* Aufgeführtes Material
□ □ □ □

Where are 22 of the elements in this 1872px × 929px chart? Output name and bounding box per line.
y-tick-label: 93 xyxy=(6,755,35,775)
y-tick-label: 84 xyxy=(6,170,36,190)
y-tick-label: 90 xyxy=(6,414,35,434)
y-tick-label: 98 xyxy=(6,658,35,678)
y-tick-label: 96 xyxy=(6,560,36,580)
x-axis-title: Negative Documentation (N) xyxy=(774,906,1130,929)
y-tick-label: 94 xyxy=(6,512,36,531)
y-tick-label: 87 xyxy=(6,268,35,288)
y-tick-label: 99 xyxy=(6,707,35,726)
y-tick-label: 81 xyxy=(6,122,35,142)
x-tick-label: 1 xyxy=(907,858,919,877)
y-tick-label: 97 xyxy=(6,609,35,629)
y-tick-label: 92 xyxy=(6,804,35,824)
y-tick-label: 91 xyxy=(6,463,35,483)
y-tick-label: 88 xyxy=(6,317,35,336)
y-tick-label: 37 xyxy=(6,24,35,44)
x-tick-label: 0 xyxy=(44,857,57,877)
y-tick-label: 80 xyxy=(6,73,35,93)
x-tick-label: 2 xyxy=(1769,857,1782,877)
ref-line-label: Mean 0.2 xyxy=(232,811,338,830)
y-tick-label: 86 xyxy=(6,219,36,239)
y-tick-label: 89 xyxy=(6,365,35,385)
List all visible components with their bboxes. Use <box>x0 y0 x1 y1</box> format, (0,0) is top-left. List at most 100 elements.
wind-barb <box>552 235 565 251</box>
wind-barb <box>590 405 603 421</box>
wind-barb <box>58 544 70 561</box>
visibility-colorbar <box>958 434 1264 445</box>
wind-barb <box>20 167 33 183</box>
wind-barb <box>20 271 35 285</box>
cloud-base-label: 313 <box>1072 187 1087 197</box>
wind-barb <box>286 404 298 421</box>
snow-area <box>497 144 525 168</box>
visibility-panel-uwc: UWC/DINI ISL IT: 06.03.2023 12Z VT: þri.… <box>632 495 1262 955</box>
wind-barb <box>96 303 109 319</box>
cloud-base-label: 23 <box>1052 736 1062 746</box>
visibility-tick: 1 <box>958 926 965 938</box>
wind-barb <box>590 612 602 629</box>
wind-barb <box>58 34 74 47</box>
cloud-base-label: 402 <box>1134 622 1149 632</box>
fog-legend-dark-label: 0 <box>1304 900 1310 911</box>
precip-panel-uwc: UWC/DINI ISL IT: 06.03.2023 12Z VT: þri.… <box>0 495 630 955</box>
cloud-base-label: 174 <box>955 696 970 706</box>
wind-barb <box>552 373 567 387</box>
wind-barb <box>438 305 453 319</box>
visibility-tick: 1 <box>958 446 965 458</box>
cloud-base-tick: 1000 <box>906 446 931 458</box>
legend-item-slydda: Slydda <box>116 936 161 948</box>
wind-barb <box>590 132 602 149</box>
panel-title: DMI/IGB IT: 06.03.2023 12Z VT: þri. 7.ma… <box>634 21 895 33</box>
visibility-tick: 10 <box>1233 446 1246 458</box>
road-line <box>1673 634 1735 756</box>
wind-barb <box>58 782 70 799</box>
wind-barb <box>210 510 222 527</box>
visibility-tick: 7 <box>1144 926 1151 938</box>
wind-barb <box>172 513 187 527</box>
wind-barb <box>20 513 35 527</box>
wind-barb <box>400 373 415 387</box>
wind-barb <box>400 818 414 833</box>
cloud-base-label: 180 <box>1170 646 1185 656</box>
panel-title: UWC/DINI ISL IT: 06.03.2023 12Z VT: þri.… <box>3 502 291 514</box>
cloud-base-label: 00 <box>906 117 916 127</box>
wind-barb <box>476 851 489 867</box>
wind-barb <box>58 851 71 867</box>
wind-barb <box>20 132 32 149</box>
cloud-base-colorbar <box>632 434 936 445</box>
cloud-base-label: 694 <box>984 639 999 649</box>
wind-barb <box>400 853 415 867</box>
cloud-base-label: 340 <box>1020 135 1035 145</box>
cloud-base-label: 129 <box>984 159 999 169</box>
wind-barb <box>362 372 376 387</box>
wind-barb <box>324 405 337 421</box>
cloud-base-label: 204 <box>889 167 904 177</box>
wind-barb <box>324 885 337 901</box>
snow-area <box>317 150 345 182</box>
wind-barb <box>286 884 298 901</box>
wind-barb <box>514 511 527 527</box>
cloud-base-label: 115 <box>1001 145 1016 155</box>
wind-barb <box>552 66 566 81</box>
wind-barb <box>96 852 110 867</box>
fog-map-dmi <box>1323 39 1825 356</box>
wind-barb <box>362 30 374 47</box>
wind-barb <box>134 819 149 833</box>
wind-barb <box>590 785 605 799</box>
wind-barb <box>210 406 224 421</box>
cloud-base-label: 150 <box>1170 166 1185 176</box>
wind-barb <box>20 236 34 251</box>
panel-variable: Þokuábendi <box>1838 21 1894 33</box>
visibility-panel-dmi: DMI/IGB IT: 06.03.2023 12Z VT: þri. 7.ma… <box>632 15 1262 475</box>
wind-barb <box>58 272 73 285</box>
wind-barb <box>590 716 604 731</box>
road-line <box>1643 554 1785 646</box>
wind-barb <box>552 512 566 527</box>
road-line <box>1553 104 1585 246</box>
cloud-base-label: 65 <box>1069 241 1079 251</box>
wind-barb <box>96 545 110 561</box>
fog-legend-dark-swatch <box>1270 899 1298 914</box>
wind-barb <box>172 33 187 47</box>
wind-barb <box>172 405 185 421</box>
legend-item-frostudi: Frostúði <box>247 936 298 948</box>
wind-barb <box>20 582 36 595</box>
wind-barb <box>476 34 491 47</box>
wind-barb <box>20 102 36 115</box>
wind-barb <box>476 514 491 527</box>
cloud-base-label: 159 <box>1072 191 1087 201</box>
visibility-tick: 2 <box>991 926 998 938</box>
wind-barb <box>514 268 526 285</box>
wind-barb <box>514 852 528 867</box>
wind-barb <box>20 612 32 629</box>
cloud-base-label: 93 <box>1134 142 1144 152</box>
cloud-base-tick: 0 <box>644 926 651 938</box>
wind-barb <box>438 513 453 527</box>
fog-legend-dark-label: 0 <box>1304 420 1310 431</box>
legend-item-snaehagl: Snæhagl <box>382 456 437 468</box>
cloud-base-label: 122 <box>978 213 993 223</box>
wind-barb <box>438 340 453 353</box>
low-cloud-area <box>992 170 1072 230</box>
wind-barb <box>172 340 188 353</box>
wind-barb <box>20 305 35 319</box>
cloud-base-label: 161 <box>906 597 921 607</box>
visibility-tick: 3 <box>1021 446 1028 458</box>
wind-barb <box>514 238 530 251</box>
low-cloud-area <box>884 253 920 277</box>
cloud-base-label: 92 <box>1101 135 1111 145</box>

□ □ □ □

* Aufgabenstellung
Aktualisiere das gesamte Material, indem du jedes „wind-barb“ durch „wind-arrow“ ersetzt. Gib alle Zeilen sonst unverändert wieder.

* Ergebnis
Where are 22 of the elements in this 1872px × 929px chart? Output name and bounding box per line.
y-tick-label: 93 xyxy=(6,755,35,775)
y-tick-label: 84 xyxy=(6,170,36,190)
y-tick-label: 90 xyxy=(6,414,35,434)
y-tick-label: 98 xyxy=(6,658,35,678)
y-tick-label: 96 xyxy=(6,560,36,580)
x-axis-title: Negative Documentation (N) xyxy=(774,906,1130,929)
y-tick-label: 94 xyxy=(6,512,36,531)
y-tick-label: 87 xyxy=(6,268,35,288)
y-tick-label: 99 xyxy=(6,707,35,726)
y-tick-label: 81 xyxy=(6,122,35,142)
x-tick-label: 1 xyxy=(907,858,919,877)
y-tick-label: 97 xyxy=(6,609,35,629)
y-tick-label: 92 xyxy=(6,804,35,824)
y-tick-label: 91 xyxy=(6,463,35,483)
y-tick-label: 88 xyxy=(6,317,35,336)
y-tick-label: 37 xyxy=(6,24,35,44)
x-tick-label: 0 xyxy=(44,857,57,877)
y-tick-label: 80 xyxy=(6,73,35,93)
x-tick-label: 2 xyxy=(1769,857,1782,877)
ref-line-label: Mean 0.2 xyxy=(232,811,338,830)
y-tick-label: 86 xyxy=(6,219,36,239)
y-tick-label: 89 xyxy=(6,365,35,385)
List all visible components with their bboxes. Use <box>x0 y0 x1 y1</box> format, (0,0) is top-left. List at most 100 elements.
wind-arrow <box>552 235 565 251</box>
wind-arrow <box>590 405 603 421</box>
wind-arrow <box>58 544 70 561</box>
visibility-colorbar <box>958 434 1264 445</box>
wind-arrow <box>20 167 33 183</box>
wind-arrow <box>20 271 35 285</box>
cloud-base-label: 313 <box>1072 187 1087 197</box>
wind-arrow <box>286 404 298 421</box>
snow-area <box>497 144 525 168</box>
visibility-panel-uwc: UWC/DINI ISL IT: 06.03.2023 12Z VT: þri.… <box>632 495 1262 955</box>
wind-arrow <box>96 303 109 319</box>
cloud-base-label: 23 <box>1052 736 1062 746</box>
visibility-tick: 1 <box>958 926 965 938</box>
wind-arrow <box>590 612 602 629</box>
wind-arrow <box>58 34 74 47</box>
cloud-base-label: 402 <box>1134 622 1149 632</box>
fog-legend-dark-label: 0 <box>1304 900 1310 911</box>
precip-panel-uwc: UWC/DINI ISL IT: 06.03.2023 12Z VT: þri.… <box>0 495 630 955</box>
cloud-base-label: 174 <box>955 696 970 706</box>
wind-arrow <box>552 373 567 387</box>
wind-arrow <box>438 305 453 319</box>
visibility-tick: 1 <box>958 446 965 458</box>
cloud-base-tick: 1000 <box>906 446 931 458</box>
legend-item-slydda: Slydda <box>116 936 161 948</box>
wind-arrow <box>590 132 602 149</box>
panel-title: DMI/IGB IT: 06.03.2023 12Z VT: þri. 7.ma… <box>634 21 895 33</box>
visibility-tick: 10 <box>1233 446 1246 458</box>
road-line <box>1673 634 1735 756</box>
wind-arrow <box>58 782 70 799</box>
wind-arrow <box>210 510 222 527</box>
visibility-tick: 7 <box>1144 926 1151 938</box>
wind-arrow <box>172 513 187 527</box>
wind-arrow <box>20 513 35 527</box>
wind-arrow <box>400 373 415 387</box>
wind-arrow <box>400 818 414 833</box>
cloud-base-label: 180 <box>1170 646 1185 656</box>
panel-title: UWC/DINI ISL IT: 06.03.2023 12Z VT: þri.… <box>3 502 291 514</box>
cloud-base-label: 00 <box>906 117 916 127</box>
wind-arrow <box>476 851 489 867</box>
wind-arrow <box>58 851 71 867</box>
wind-arrow <box>20 132 32 149</box>
cloud-base-colorbar <box>632 434 936 445</box>
cloud-base-label: 694 <box>984 639 999 649</box>
wind-arrow <box>400 853 415 867</box>
cloud-base-label: 340 <box>1020 135 1035 145</box>
cloud-base-label: 129 <box>984 159 999 169</box>
wind-arrow <box>362 372 376 387</box>
wind-arrow <box>324 405 337 421</box>
cloud-base-label: 204 <box>889 167 904 177</box>
wind-arrow <box>324 885 337 901</box>
snow-area <box>317 150 345 182</box>
wind-arrow <box>286 884 298 901</box>
wind-arrow <box>514 511 527 527</box>
cloud-base-label: 115 <box>1001 145 1016 155</box>
wind-arrow <box>552 66 566 81</box>
wind-arrow <box>96 852 110 867</box>
fog-map-dmi <box>1323 39 1825 356</box>
wind-arrow <box>362 30 374 47</box>
wind-arrow <box>134 819 149 833</box>
wind-arrow <box>590 785 605 799</box>
wind-arrow <box>210 406 224 421</box>
cloud-base-label: 150 <box>1170 166 1185 176</box>
wind-arrow <box>20 236 34 251</box>
panel-variable: Þokuábendi <box>1838 21 1894 33</box>
visibility-panel-dmi: DMI/IGB IT: 06.03.2023 12Z VT: þri. 7.ma… <box>632 15 1262 475</box>
wind-arrow <box>58 272 73 285</box>
wind-arrow <box>590 716 604 731</box>
road-line <box>1643 554 1785 646</box>
wind-arrow <box>552 512 566 527</box>
road-line <box>1553 104 1585 246</box>
cloud-base-label: 65 <box>1069 241 1079 251</box>
wind-arrow <box>96 545 110 561</box>
fog-legend-dark-swatch <box>1270 899 1298 914</box>
wind-arrow <box>172 33 187 47</box>
wind-arrow <box>172 405 185 421</box>
legend-item-frostudi: Frostúði <box>247 936 298 948</box>
wind-arrow <box>20 582 36 595</box>
wind-arrow <box>476 34 491 47</box>
wind-arrow <box>20 102 36 115</box>
wind-arrow <box>476 514 491 527</box>
cloud-base-label: 159 <box>1072 191 1087 201</box>
visibility-tick: 2 <box>991 926 998 938</box>
wind-arrow <box>514 268 526 285</box>
wind-arrow <box>514 852 528 867</box>
wind-arrow <box>20 612 32 629</box>
cloud-base-label: 93 <box>1134 142 1144 152</box>
cloud-base-tick: 0 <box>644 926 651 938</box>
wind-arrow <box>438 513 453 527</box>
fog-legend-dark-label: 0 <box>1304 420 1310 431</box>
legend-item-snaehagl: Snæhagl <box>382 456 437 468</box>
cloud-base-label: 122 <box>978 213 993 223</box>
wind-arrow <box>438 340 453 353</box>
low-cloud-area <box>992 170 1072 230</box>
wind-arrow <box>172 340 188 353</box>
wind-arrow <box>20 305 35 319</box>
cloud-base-label: 161 <box>906 597 921 607</box>
visibility-tick: 3 <box>1021 446 1028 458</box>
wind-arrow <box>514 238 530 251</box>
low-cloud-area <box>884 253 920 277</box>
cloud-base-label: 92 <box>1101 135 1111 145</box>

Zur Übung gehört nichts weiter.